EXERCISE INSTRUCTIONS:
Scan the records for the string "delivered"; copy each line where it occurs.
* start DATA TO PROCESS *
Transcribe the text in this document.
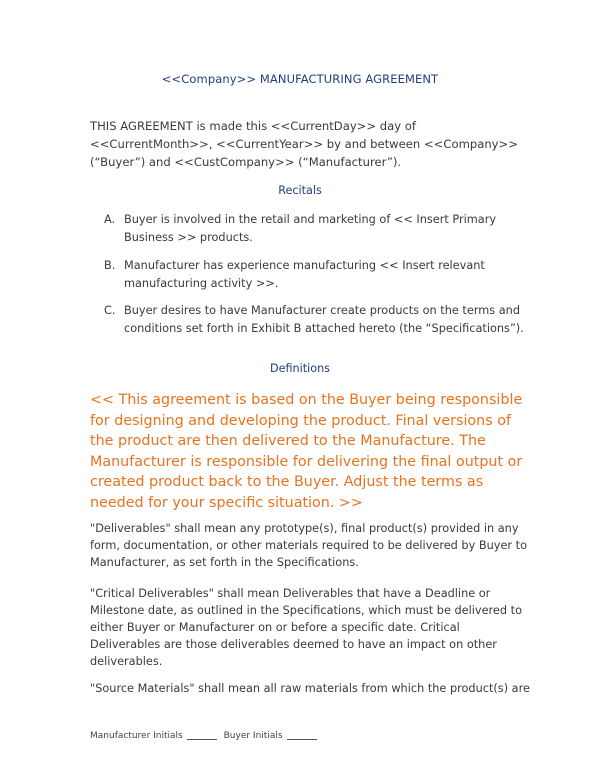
<<Company>> MANUFACTURING AGREEMENT
THIS AGREEMENT is made this <<CurrentDay>> day of <<CurrentMonth>>, <<CurrentYear>> by and between <<Company>> (“Buyer”) and <<CustCompany>> (“Manufacturer”).
Recitals
A. Buyer is involved in the retail and marketing of << Insert Primary Business >> products.
B. Manufacturer has experience manufacturing << Insert relevant manufacturing activity >>.
C. Buyer desires to have Manufacturer create products on the terms and conditions set forth in Exhibit B attached hereto (the “Specifications”).
Definitions
<< This agreement is based on the Buyer being responsible for designing and developing the product. Final versions of the product are then delivered to the Manufacture. The Manufacturer is responsible for delivering the final output or created product back to the Buyer. Adjust the terms as needed for your specific situation. >>
"Deliverables" shall mean any prototype(s), final product(s) provided in any form, documentation, or other materials required to be delivered by Buyer to Manufacturer, as set forth in the Specifications.
"Critical Deliverables" shall mean Deliverables that have a Deadline or Milestone date, as outlined in the Specifications, which must be delivered to either Buyer or Manufacturer on or before a specific date. Critical Deliverables are those deliverables deemed to have an impact on other deliverables.
"Source Materials" shall mean all raw materials from which the product(s) are
Manufacturer Initials	Buyer Initials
* end DATA TO PROCESS *
SOLUTION FOR THIS TASK:
<< This agreement is based on the Buyer being responsible for designing and developing the product. Final versions of the product are then delivered to the Manufacture. The Manufacturer is responsible for delivering the final output or created product back to the Buyer. Adjust the terms as needed for your specific situation. >>
"Deliverables" shall mean any prototype(s), final product(s) provided in any form, documentation, or other materials required to be delivered by Buyer to Manufacturer, as set forth in the Specifications.
"Critical Deliverables" shall mean Deliverables that have a Deadline or Milestone date, as outlined in the Specifications, which must be delivered to either Buyer or Manufacturer on or before a specific date. Critical Deliverables are those deliverables deemed to have an impact on other deliverables.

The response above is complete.